→ WHAT YOU NEED TO DO
Find every line of the listing below where "объем" appears, and copy it.

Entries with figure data
▼
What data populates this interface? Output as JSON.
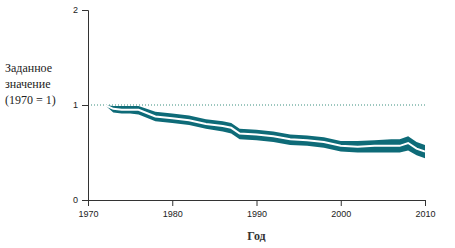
{
  "chart_data": {
    "type": "line",
    "xlabel": "Год",
    "ylabel": [
      "Заданное",
      "значение",
      "(1970 = 1)"
    ],
    "x": [
      1972,
      1973,
      1974,
      1975,
      1976,
      1978,
      1980,
      1982,
      1984,
      1986,
      1987,
      1988,
      1990,
      1992,
      1994,
      1996,
      1998,
      2000,
      2002,
      2004,
      2006,
      2007,
      2008,
      2009,
      2010
    ],
    "series": [
      {
        "color": "#0e6b78",
        "values": [
          1.0,
          0.96,
          0.95,
          0.95,
          0.95,
          0.88,
          0.86,
          0.84,
          0.8,
          0.78,
          0.76,
          0.7,
          0.69,
          0.67,
          0.64,
          0.63,
          0.61,
          0.57,
          0.56,
          0.57,
          0.57,
          0.57,
          0.6,
          0.54,
          0.51
        ],
        "upper": [
          1.0,
          0.99,
          0.99,
          0.99,
          0.99,
          0.93,
          0.91,
          0.89,
          0.85,
          0.83,
          0.81,
          0.75,
          0.74,
          0.72,
          0.69,
          0.68,
          0.66,
          0.62,
          0.62,
          0.63,
          0.64,
          0.64,
          0.67,
          0.61,
          0.58
        ],
        "lower": [
          1.0,
          0.92,
          0.91,
          0.91,
          0.9,
          0.83,
          0.81,
          0.79,
          0.75,
          0.72,
          0.7,
          0.64,
          0.63,
          0.61,
          0.58,
          0.57,
          0.55,
          0.51,
          0.5,
          0.5,
          0.5,
          0.5,
          0.52,
          0.47,
          0.44
        ]
      }
    ],
    "reference_line": 1,
    "xlim": [
      1970,
      2010
    ],
    "xticks": [
      1970,
      1980,
      1990,
      2000,
      2010
    ],
    "ylim": [
      0,
      2
    ],
    "yticks": [
      0,
      1,
      2
    ],
    "grid": false
  }
}
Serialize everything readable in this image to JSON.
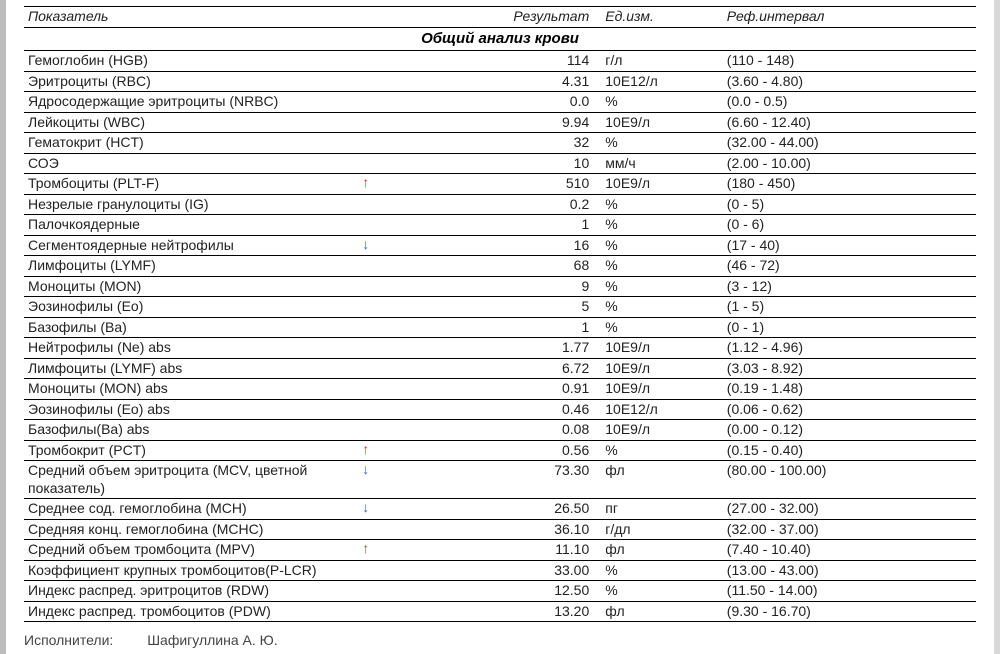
{
  "headers": {
    "name": "Показатель",
    "result": "Результат",
    "unit": "Ед.изм.",
    "ref": "Реф.интервал"
  },
  "section_title": "Общий анализ крови",
  "arrows": {
    "up": "↑",
    "down": "↓"
  },
  "colors": {
    "up": "#d33a2f",
    "down": "#2f6fd3",
    "border": "#000000",
    "bg": "#ffffff",
    "text": "#222222"
  },
  "rows": [
    {
      "name": "Гемоглобин (HGB)",
      "flag": "",
      "result": "114",
      "unit": "г/л",
      "ref": "(110 - 148)"
    },
    {
      "name": "Эритроциты (RBC)",
      "flag": "",
      "result": "4.31",
      "unit": "10Е12/л",
      "ref": "(3.60 - 4.80)"
    },
    {
      "name": "Ядросодержащие эритроциты (NRBC)",
      "flag": "",
      "result": "0.0",
      "unit": "%",
      "ref": "(0.0 - 0.5)"
    },
    {
      "name": "Лейкоциты (WBC)",
      "flag": "",
      "result": "9.94",
      "unit": "10Е9/л",
      "ref": "(6.60 - 12.40)"
    },
    {
      "name": "Гематокрит (HCT)",
      "flag": "",
      "result": "32",
      "unit": "%",
      "ref": "(32.00 - 44.00)"
    },
    {
      "name": "СОЭ",
      "flag": "",
      "result": "10",
      "unit": "мм/ч",
      "ref": "(2.00 - 10.00)"
    },
    {
      "name": "Тромбоциты (PLT-F)",
      "flag": "up",
      "result": "510",
      "unit": "10Е9/л",
      "ref": "(180 - 450)"
    },
    {
      "name": "Незрелые гранулоциты (IG)",
      "flag": "",
      "result": "0.2",
      "unit": "%",
      "ref": "(0 - 5)"
    },
    {
      "name": "Палочкоядерные",
      "flag": "",
      "result": "1",
      "unit": "%",
      "ref": "(0 - 6)"
    },
    {
      "name": "Сегментоядерные нейтрофилы",
      "flag": "down",
      "result": "16",
      "unit": "%",
      "ref": "(17 - 40)"
    },
    {
      "name": "Лимфоциты (LYMF)",
      "flag": "",
      "result": "68",
      "unit": "%",
      "ref": "(46 - 72)"
    },
    {
      "name": "Моноциты (MON)",
      "flag": "",
      "result": "9",
      "unit": "%",
      "ref": "(3 - 12)"
    },
    {
      "name": "Эозинофилы (Eo)",
      "flag": "",
      "result": "5",
      "unit": "%",
      "ref": "(1 - 5)"
    },
    {
      "name": "Базофилы (Ba)",
      "flag": "",
      "result": "1",
      "unit": "%",
      "ref": "(0 - 1)"
    },
    {
      "name": "Нейтрофилы (Ne) abs",
      "flag": "",
      "result": "1.77",
      "unit": "10Е9/л",
      "ref": "(1.12 - 4.96)"
    },
    {
      "name": "Лимфоциты (LYMF) abs",
      "flag": "",
      "result": "6.72",
      "unit": "10Е9/л",
      "ref": "(3.03 - 8.92)"
    },
    {
      "name": "Моноциты (MON) abs",
      "flag": "",
      "result": "0.91",
      "unit": "10Е9/л",
      "ref": "(0.19 - 1.48)"
    },
    {
      "name": "Эозинофилы (Eo) abs",
      "flag": "",
      "result": "0.46",
      "unit": "10Е12/л",
      "ref": "(0.06 - 0.62)"
    },
    {
      "name": "Базофилы(Ba) abs",
      "flag": "",
      "result": "0.08",
      "unit": "10Е9/л",
      "ref": "(0.00 - 0.12)"
    },
    {
      "name": "Тромбокрит (PCT)",
      "flag": "up",
      "result": "0.56",
      "unit": "%",
      "ref": "(0.15 - 0.40)"
    },
    {
      "name": "Средний объем эритроцита (MCV, цветной показатель)",
      "flag": "down",
      "result": "73.30",
      "unit": "фл",
      "ref": "(80.00 - 100.00)"
    },
    {
      "name": "Среднее сод. гемоглобина (MCH)",
      "flag": "down",
      "result": "26.50",
      "unit": "пг",
      "ref": "(27.00 - 32.00)"
    },
    {
      "name": "Средняя конц. гемоглобина (MCHC)",
      "flag": "",
      "result": "36.10",
      "unit": "г/дл",
      "ref": "(32.00 - 37.00)"
    },
    {
      "name": "Средний объем тромбоцита (MPV)",
      "flag": "up",
      "result": "11.10",
      "unit": "фл",
      "ref": "(7.40 - 10.40)"
    },
    {
      "name": "Коэффициент крупных тромбоцитов(P-LCR)",
      "flag": "",
      "result": "33.00",
      "unit": "%",
      "ref": "(13.00 - 43.00)"
    },
    {
      "name": "Индекс распред. эритроцитов (RDW)",
      "flag": "",
      "result": "12.50",
      "unit": "%",
      "ref": "(11.50 - 14.00)"
    },
    {
      "name": "Индекс распред. тромбоцитов (PDW)",
      "flag": "",
      "result": "13.20",
      "unit": "фл",
      "ref": "(9.30 - 16.70)"
    }
  ],
  "footer": {
    "label": "Исполнители:",
    "value": "Шафигуллина А. Ю."
  }
}
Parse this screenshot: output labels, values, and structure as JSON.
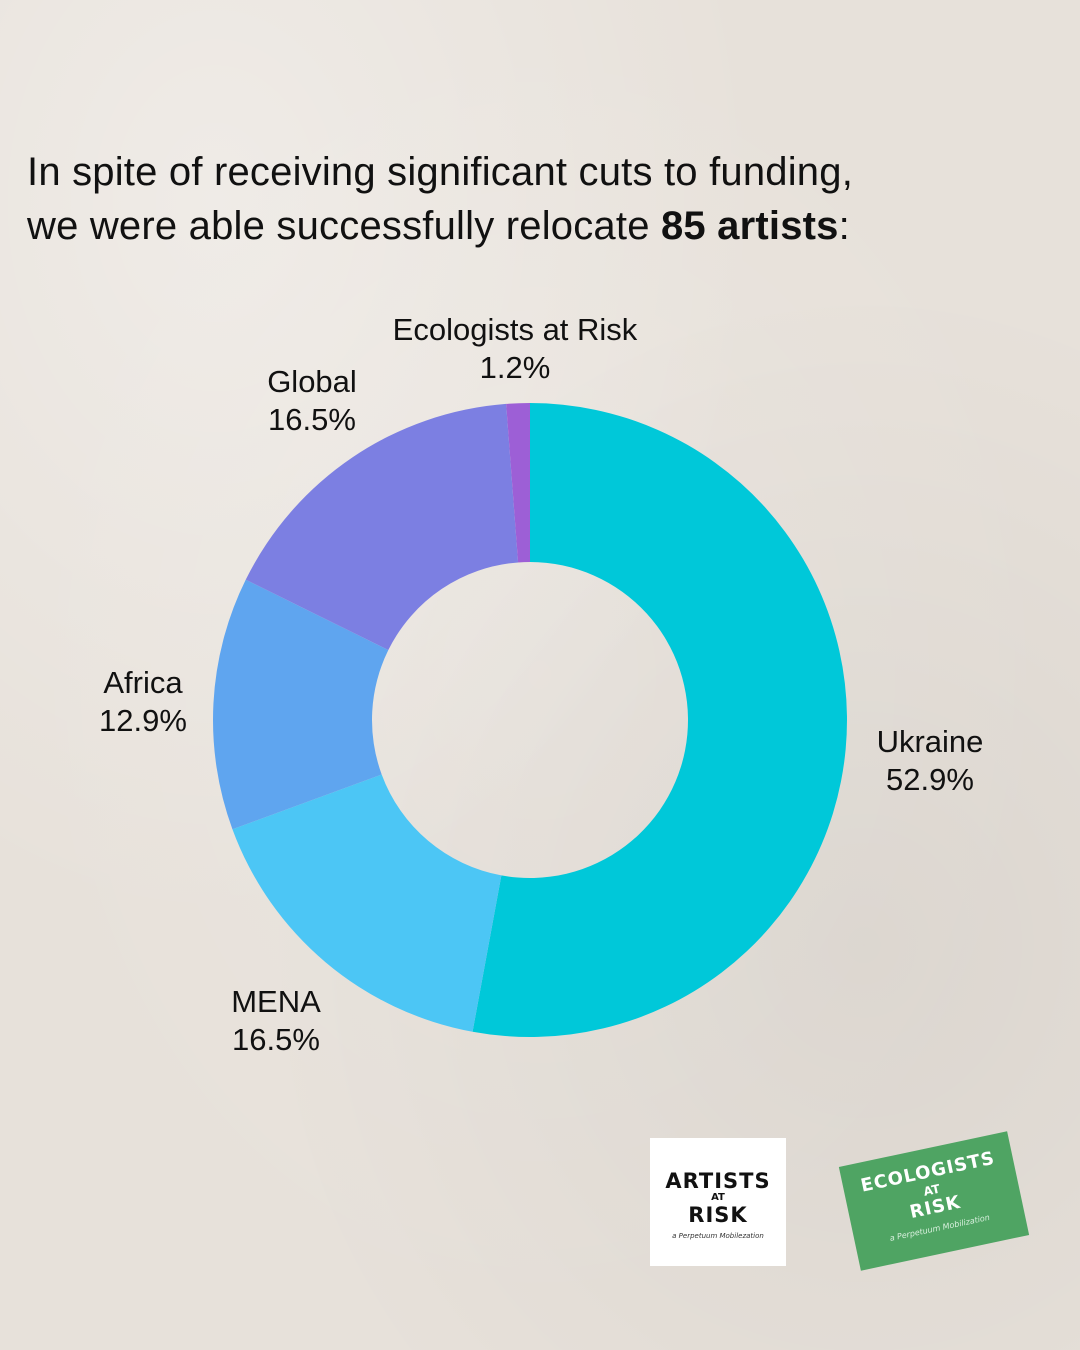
{
  "headline": {
    "line1": "In spite of receiving significant cuts to funding,",
    "line2_prefix": "we were able successfully relocate ",
    "line2_bold": "85 artists",
    "line2_suffix": ":"
  },
  "chart_data": {
    "type": "pie",
    "donut": true,
    "title": "",
    "start": "top",
    "direction": "clockwise",
    "slices": [
      {
        "label": "Ukraine",
        "value": 52.9,
        "display": "52.9%",
        "color": "#00c8d9"
      },
      {
        "label": "MENA",
        "value": 16.5,
        "display": "16.5%",
        "color": "#4cc6f5"
      },
      {
        "label": "Africa",
        "value": 12.9,
        "display": "12.9%",
        "color": "#5fa5ef"
      },
      {
        "label": "Global",
        "value": 16.5,
        "display": "16.5%",
        "color": "#7c7fe2"
      },
      {
        "label": "Ecologists at Risk",
        "value": 1.2,
        "display": "1.2%",
        "color": "#9d5fd6"
      }
    ]
  },
  "logos": {
    "artists_at_risk": {
      "line1": "ARTISTS",
      "line2": "AT",
      "line3": "RISK",
      "tagline": "a Perpetuum Mobilezation"
    },
    "ecologists_at_risk": {
      "line1": "ECOLOGISTS",
      "line2": "AT",
      "line3": "RISK",
      "tagline": "a Perpetuum Mobilization"
    }
  }
}
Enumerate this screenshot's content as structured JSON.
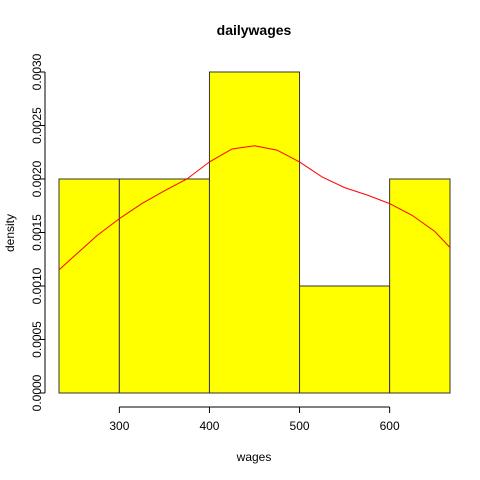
{
  "chart_data": {
    "type": "bar",
    "title": "dailywages",
    "xlabel": "wages",
    "ylabel": "density",
    "bins": [
      {
        "from": 200,
        "to": 300,
        "value": 0.002
      },
      {
        "from": 300,
        "to": 400,
        "value": 0.002
      },
      {
        "from": 400,
        "to": 500,
        "value": 0.003
      },
      {
        "from": 500,
        "to": 600,
        "value": 0.001
      },
      {
        "from": 600,
        "to": 700,
        "value": 0.002
      }
    ],
    "xlim": [
      233,
      667
    ],
    "ylim": [
      0,
      0.003
    ],
    "x_ticks": [
      300,
      400,
      500,
      600
    ],
    "x_tick_labels": [
      "300",
      "400",
      "500",
      "600"
    ],
    "y_ticks": [
      0,
      0.0005,
      0.001,
      0.0015,
      0.002,
      0.0025,
      0.003
    ],
    "y_tick_labels": [
      "0.0000",
      "0.0005",
      "0.0010",
      "0.0015",
      "0.0020",
      "0.0025",
      "0.0030"
    ],
    "density_curve": {
      "x": [
        233,
        250,
        275,
        300,
        325,
        350,
        375,
        400,
        425,
        450,
        475,
        500,
        525,
        550,
        575,
        600,
        625,
        650,
        667
      ],
      "y": [
        0.00115,
        0.00128,
        0.00147,
        0.00163,
        0.00177,
        0.00189,
        0.002,
        0.00216,
        0.00228,
        0.00231,
        0.00227,
        0.00216,
        0.00202,
        0.00192,
        0.00185,
        0.00177,
        0.00166,
        0.00151,
        0.00136
      ]
    },
    "colors": {
      "bar_fill": "#ffff00",
      "bar_edge": "#333333",
      "curve": "#ff0000"
    },
    "grid": false
  }
}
▲
→ WRITTEN ANSWER
      "name": "Средний объем эритроцита (MCV, цветной показатель)",
      "name": "Средний объем тромбоцита (MPV)",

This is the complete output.